STATED TASK —
The records below must be transcribed exactly. Do not include the pictures.

▼▼▼

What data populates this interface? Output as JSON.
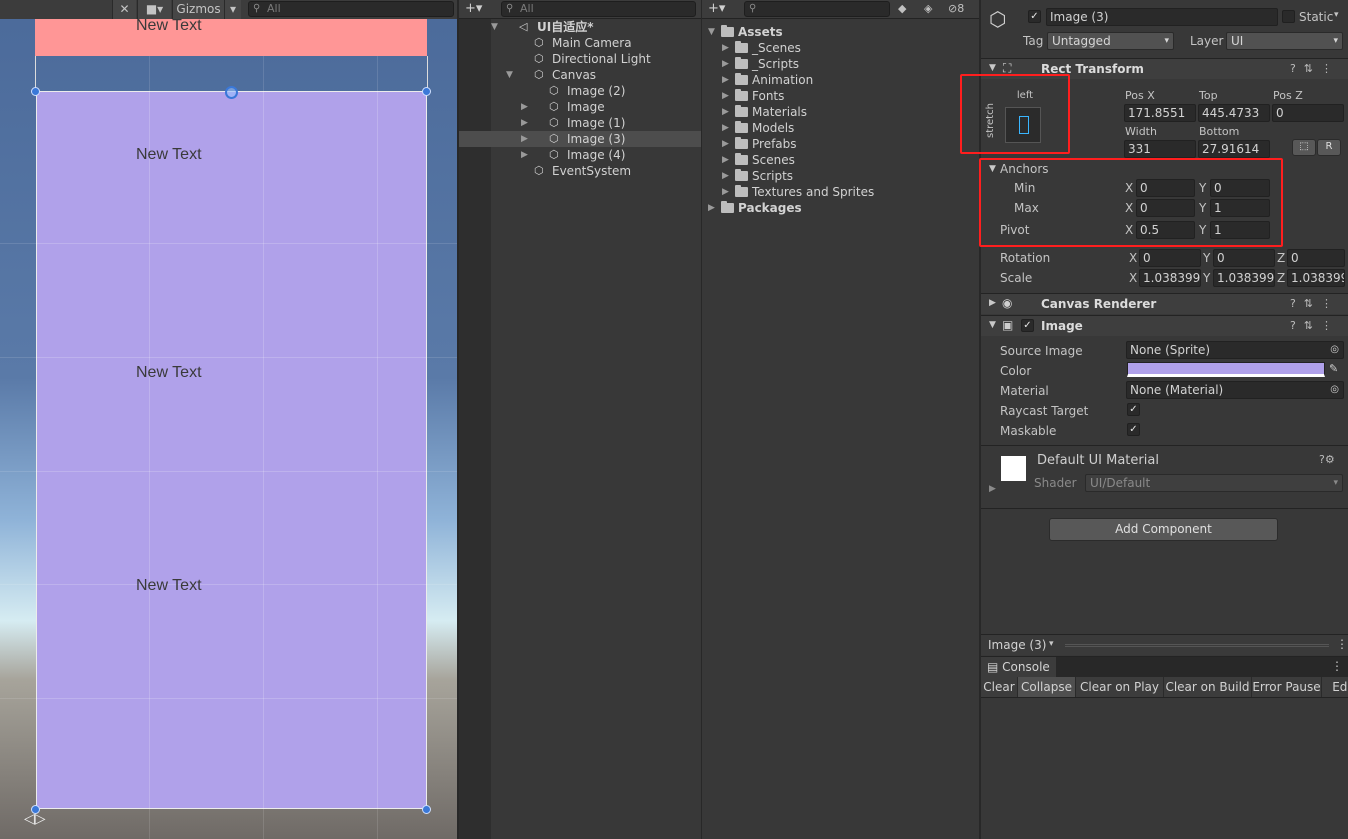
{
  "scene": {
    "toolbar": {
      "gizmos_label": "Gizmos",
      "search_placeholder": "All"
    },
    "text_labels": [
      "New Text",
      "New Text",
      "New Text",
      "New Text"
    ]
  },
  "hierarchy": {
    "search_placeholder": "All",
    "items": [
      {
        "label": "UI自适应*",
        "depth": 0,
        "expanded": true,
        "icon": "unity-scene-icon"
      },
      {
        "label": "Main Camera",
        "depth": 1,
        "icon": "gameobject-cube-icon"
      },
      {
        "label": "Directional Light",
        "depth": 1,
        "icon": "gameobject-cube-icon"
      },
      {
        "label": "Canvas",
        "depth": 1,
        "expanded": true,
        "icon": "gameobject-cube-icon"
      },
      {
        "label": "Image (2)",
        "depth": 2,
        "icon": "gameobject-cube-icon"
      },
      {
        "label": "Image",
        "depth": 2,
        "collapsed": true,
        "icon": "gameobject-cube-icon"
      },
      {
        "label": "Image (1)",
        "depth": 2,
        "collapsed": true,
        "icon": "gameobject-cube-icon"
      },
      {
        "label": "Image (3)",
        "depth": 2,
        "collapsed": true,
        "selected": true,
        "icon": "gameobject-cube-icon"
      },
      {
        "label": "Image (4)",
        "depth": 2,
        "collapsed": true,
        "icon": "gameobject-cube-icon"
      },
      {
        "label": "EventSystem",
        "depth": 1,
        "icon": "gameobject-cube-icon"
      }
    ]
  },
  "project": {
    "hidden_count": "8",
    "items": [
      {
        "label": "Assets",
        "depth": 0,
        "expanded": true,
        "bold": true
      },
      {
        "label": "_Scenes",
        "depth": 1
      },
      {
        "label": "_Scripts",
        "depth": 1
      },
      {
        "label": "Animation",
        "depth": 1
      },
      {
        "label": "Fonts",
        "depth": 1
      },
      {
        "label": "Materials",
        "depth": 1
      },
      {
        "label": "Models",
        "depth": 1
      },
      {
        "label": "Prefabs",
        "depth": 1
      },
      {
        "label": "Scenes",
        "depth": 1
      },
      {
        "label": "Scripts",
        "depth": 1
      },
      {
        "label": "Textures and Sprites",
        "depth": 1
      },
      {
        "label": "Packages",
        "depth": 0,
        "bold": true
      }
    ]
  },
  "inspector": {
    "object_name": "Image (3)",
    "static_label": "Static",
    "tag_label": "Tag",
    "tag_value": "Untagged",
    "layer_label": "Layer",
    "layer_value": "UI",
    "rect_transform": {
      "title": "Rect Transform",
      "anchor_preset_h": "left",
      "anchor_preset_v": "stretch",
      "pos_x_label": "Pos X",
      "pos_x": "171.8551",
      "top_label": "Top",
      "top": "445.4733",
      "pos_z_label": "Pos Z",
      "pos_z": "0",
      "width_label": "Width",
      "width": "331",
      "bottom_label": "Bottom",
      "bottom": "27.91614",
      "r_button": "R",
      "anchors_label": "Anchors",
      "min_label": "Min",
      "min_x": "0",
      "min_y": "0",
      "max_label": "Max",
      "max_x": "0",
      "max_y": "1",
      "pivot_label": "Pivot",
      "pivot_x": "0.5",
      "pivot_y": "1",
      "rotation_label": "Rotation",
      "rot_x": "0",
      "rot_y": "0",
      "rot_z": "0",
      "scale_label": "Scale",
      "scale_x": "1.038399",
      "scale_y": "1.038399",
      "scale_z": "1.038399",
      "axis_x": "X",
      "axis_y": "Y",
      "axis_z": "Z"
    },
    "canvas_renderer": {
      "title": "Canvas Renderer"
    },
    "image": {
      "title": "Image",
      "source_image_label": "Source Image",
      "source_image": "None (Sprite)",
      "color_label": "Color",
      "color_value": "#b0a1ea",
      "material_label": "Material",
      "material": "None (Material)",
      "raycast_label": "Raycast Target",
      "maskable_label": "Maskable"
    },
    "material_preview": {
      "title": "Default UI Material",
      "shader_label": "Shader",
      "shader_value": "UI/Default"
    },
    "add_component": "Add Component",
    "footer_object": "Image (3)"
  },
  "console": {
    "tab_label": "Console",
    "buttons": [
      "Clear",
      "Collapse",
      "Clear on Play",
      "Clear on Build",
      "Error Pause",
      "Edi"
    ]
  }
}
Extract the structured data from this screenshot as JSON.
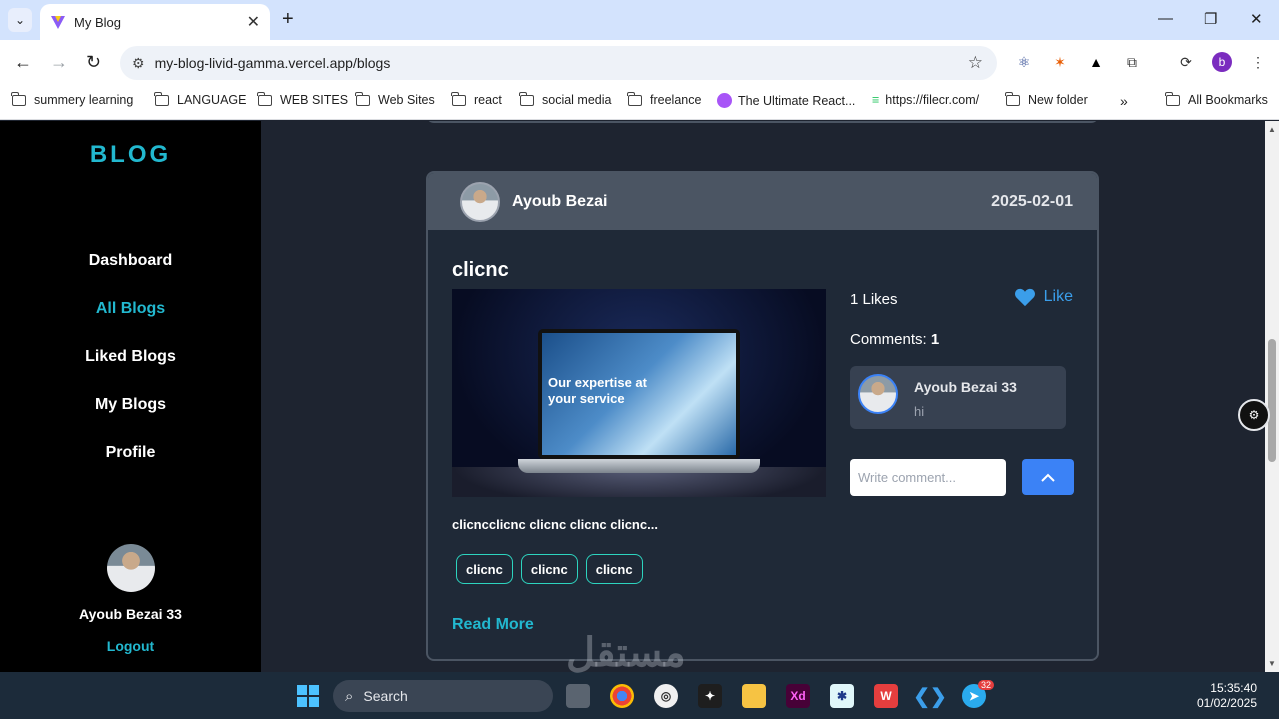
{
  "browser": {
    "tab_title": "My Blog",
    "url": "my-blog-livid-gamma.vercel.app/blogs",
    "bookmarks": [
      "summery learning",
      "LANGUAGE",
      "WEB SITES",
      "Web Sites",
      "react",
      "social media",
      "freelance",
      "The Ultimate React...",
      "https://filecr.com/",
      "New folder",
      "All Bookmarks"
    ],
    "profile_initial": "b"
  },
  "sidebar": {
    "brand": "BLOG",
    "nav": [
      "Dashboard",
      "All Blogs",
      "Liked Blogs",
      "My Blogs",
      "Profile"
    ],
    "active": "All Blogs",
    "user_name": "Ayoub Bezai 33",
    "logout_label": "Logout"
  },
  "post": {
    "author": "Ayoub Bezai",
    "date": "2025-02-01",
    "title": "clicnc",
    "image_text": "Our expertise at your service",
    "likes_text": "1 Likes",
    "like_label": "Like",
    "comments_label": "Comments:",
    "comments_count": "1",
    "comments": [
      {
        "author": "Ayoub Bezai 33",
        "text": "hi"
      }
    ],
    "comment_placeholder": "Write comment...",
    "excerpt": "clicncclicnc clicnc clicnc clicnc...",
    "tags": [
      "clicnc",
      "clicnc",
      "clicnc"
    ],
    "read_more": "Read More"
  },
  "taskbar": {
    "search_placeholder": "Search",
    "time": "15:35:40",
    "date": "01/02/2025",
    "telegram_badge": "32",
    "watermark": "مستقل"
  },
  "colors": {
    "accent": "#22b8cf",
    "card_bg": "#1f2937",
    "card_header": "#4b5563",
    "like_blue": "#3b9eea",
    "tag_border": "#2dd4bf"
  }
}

▲▲▲

SOLUTION FOR THIS EXERCISE —
What data populates this interface? Output as JSON.
{
  "scene": {
    "toolbar": {
      "gizmos_label": "Gizmos",
      "search_placeholder": "All"
    },
    "text_labels": [
      "New Text",
      "New Text",
      "New Text",
      "New Text"
    ]
  },
  "hierarchy": {
    "search_placeholder": "All",
    "items": [
      {
        "label": "UI自适应*",
        "depth": 0,
        "expanded": true,
        "icon": "unity-scene-icon"
      },
      {
        "label": "Main Camera",
        "depth": 1,
        "icon": "gameobject-cube-icon"
      },
      {
        "label": "Directional Light",
        "depth": 1,
        "icon": "gameobject-cube-icon"
      },
      {
        "label": "Canvas",
        "depth": 1,
        "expanded": true,
        "icon": "gameobject-cube-icon"
      },
      {
        "label": "Image (2)",
        "depth": 2,
        "icon": "gameobject-cube-icon"
      },
      {
        "label": "Image",
        "depth": 2,
        "collapsed": true,
        "icon": "gameobject-cube-icon"
      },
      {
        "label": "Image (1)",
        "depth": 2,
        "collapsed": true,
        "icon": "gameobject-cube-icon"
      },
      {
        "label": "Image (3)",
        "depth": 2,
        "collapsed": true,
        "selected": true,
        "icon": "gameobject-cube-icon"
      },
      {
        "label": "Image (4)",
        "depth": 2,
        "collapsed": true,
        "icon": "gameobject-cube-icon"
      },
      {
        "label": "EventSystem",
        "depth": 1,
        "icon": "gameobject-cube-icon"
      }
    ]
  },
  "project": {
    "hidden_count": "8",
    "items": [
      {
        "label": "Assets",
        "depth": 0,
        "expanded": true,
        "bold": true
      },
      {
        "label": "_Scenes",
        "depth": 1
      },
      {
        "label": "_Scripts",
        "depth": 1
      },
      {
        "label": "Animation",
        "depth": 1
      },
      {
        "label": "Fonts",
        "depth": 1
      },
      {
        "label": "Materials",
        "depth": 1
      },
      {
        "label": "Models",
        "depth": 1
      },
      {
        "label": "Prefabs",
        "depth": 1
      },
      {
        "label": "Scenes",
        "depth": 1
      },
      {
        "label": "Scripts",
        "depth": 1
      },
      {
        "label": "Textures and Sprites",
        "depth": 1
      },
      {
        "label": "Packages",
        "depth": 0,
        "bold": true
      }
    ]
  },
  "inspector": {
    "object_name": "Image (3)",
    "static_label": "Static",
    "tag_label": "Tag",
    "tag_value": "Untagged",
    "layer_label": "Layer",
    "layer_value": "UI",
    "rect_transform": {
      "title": "Rect Transform",
      "anchor_preset_h": "left",
      "anchor_preset_v": "stretch",
      "pos_x_label": "Pos X",
      "pos_x": "171.8551",
      "top_label": "Top",
      "top": "445.4733",
      "pos_z_label": "Pos Z",
      "pos_z": "0",
      "width_label": "Width",
      "width": "331",
      "bottom_label": "Bottom",
      "bottom": "27.91614",
      "r_button": "R",
      "anchors_label": "Anchors",
      "min_label": "Min",
      "min_x": "0",
      "min_y": "0",
      "max_label": "Max",
      "max_x": "0",
      "max_y": "1",
      "pivot_label": "Pivot",
      "pivot_x": "0.5",
      "pivot_y": "1",
      "rotation_label": "Rotation",
      "rot_x": "0",
      "rot_y": "0",
      "rot_z": "0",
      "scale_label": "Scale",
      "scale_x": "1.038399",
      "scale_y": "1.038399",
      "scale_z": "1.038399",
      "axis_x": "X",
      "axis_y": "Y",
      "axis_z": "Z"
    },
    "canvas_renderer": {
      "title": "Canvas Renderer"
    },
    "image": {
      "title": "Image",
      "source_image_label": "Source Image",
      "source_image": "None (Sprite)",
      "color_label": "Color",
      "color_value": "#b0a1ea",
      "material_label": "Material",
      "material": "None (Material)",
      "raycast_label": "Raycast Target",
      "maskable_label": "Maskable"
    },
    "material_preview": {
      "title": "Default UI Material",
      "shader_label": "Shader",
      "shader_value": "UI/Default"
    },
    "add_component": "Add Component",
    "footer_object": "Image (3)"
  },
  "console": {
    "tab_label": "Console",
    "buttons": [
      "Clear",
      "Collapse",
      "Clear on Play",
      "Clear on Build",
      "Error Pause",
      "Edi"
    ]
  }
}
Extract the structured data from this screenshot as JSON.
{
  "browser": {
    "tab_title": "My Blog",
    "url": "my-blog-livid-gamma.vercel.app/blogs",
    "bookmarks": [
      "summery learning",
      "LANGUAGE",
      "WEB SITES",
      "Web Sites",
      "react",
      "social media",
      "freelance",
      "The Ultimate React...",
      "https://filecr.com/",
      "New folder",
      "All Bookmarks"
    ],
    "profile_initial": "b"
  },
  "sidebar": {
    "brand": "BLOG",
    "nav": [
      "Dashboard",
      "All Blogs",
      "Liked Blogs",
      "My Blogs",
      "Profile"
    ],
    "active": "All Blogs",
    "user_name": "Ayoub Bezai 33",
    "logout_label": "Logout"
  },
  "post": {
    "author": "Ayoub Bezai",
    "date": "2025-02-01",
    "title": "clicnc",
    "image_text": "Our expertise at your service",
    "likes_text": "1 Likes",
    "like_label": "Like",
    "comments_label": "Comments:",
    "comments_count": "1",
    "comments": [
      {
        "author": "Ayoub Bezai 33",
        "text": "hi"
      }
    ],
    "comment_placeholder": "Write comment...",
    "excerpt": "clicncclicnc clicnc clicnc clicnc...",
    "tags": [
      "clicnc",
      "clicnc",
      "clicnc"
    ],
    "read_more": "Read More"
  },
  "taskbar": {
    "search_placeholder": "Search",
    "time": "15:35:40",
    "date": "01/02/2025",
    "telegram_badge": "32",
    "watermark": "مستقل"
  },
  "colors": {
    "accent": "#22b8cf",
    "card_bg": "#1f2937",
    "card_header": "#4b5563",
    "like_blue": "#3b9eea",
    "tag_border": "#2dd4bf"
  }
}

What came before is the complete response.